WHAT YOU HAVE TO DO => Select each line where the word "Market" appears.

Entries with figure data
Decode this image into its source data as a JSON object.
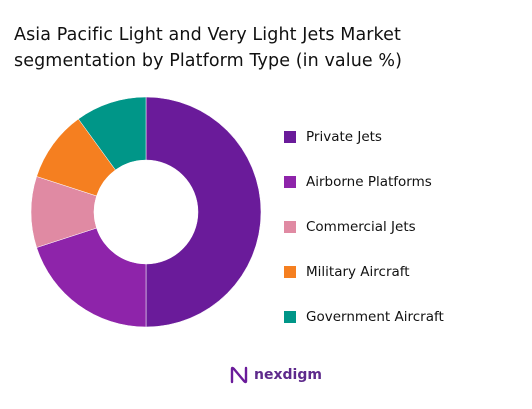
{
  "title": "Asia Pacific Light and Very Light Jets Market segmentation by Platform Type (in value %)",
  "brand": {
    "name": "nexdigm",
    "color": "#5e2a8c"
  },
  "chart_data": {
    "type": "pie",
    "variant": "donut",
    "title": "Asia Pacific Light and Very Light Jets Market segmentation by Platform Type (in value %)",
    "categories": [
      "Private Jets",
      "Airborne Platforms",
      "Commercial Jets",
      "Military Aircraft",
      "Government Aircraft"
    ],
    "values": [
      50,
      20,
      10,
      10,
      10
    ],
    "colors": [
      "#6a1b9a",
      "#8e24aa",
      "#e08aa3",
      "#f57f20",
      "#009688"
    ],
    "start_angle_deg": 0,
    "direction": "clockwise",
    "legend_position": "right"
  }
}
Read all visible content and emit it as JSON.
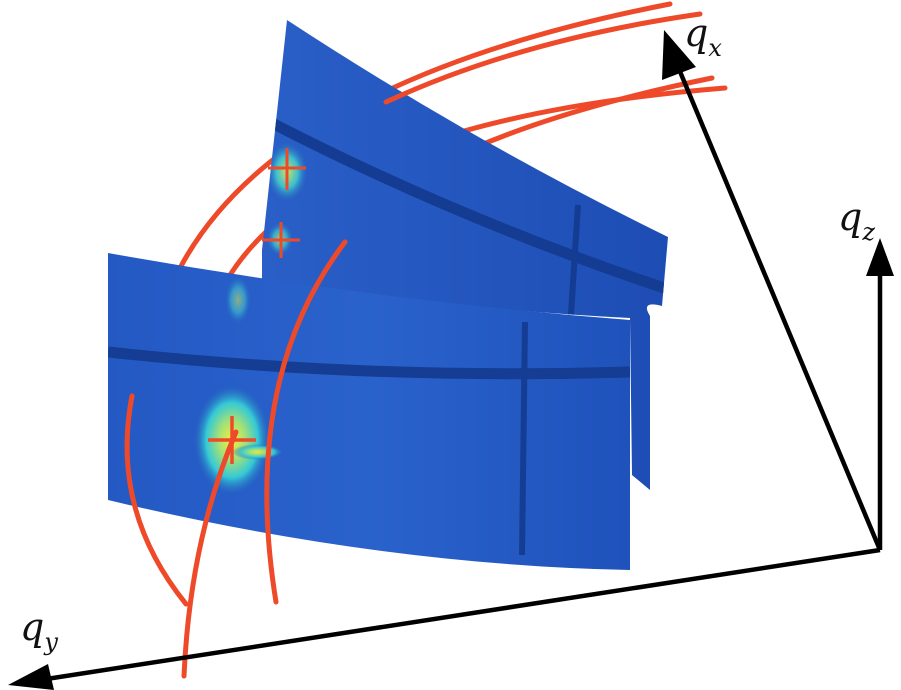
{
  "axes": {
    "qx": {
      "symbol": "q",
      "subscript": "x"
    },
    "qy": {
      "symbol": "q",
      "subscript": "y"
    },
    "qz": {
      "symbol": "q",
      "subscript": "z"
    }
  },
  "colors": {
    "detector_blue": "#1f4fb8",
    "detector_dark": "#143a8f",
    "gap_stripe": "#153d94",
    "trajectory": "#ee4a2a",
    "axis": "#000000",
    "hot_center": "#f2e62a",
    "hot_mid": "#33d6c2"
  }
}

FINISHED ANSWER =>
  "title": "Asia Pacific Light and Very Light Jets Market segmentation by Platform Type (in value %)",
    "title": "Asia Pacific Light and Very Light Jets Market segmentation by Platform Type (in value %)",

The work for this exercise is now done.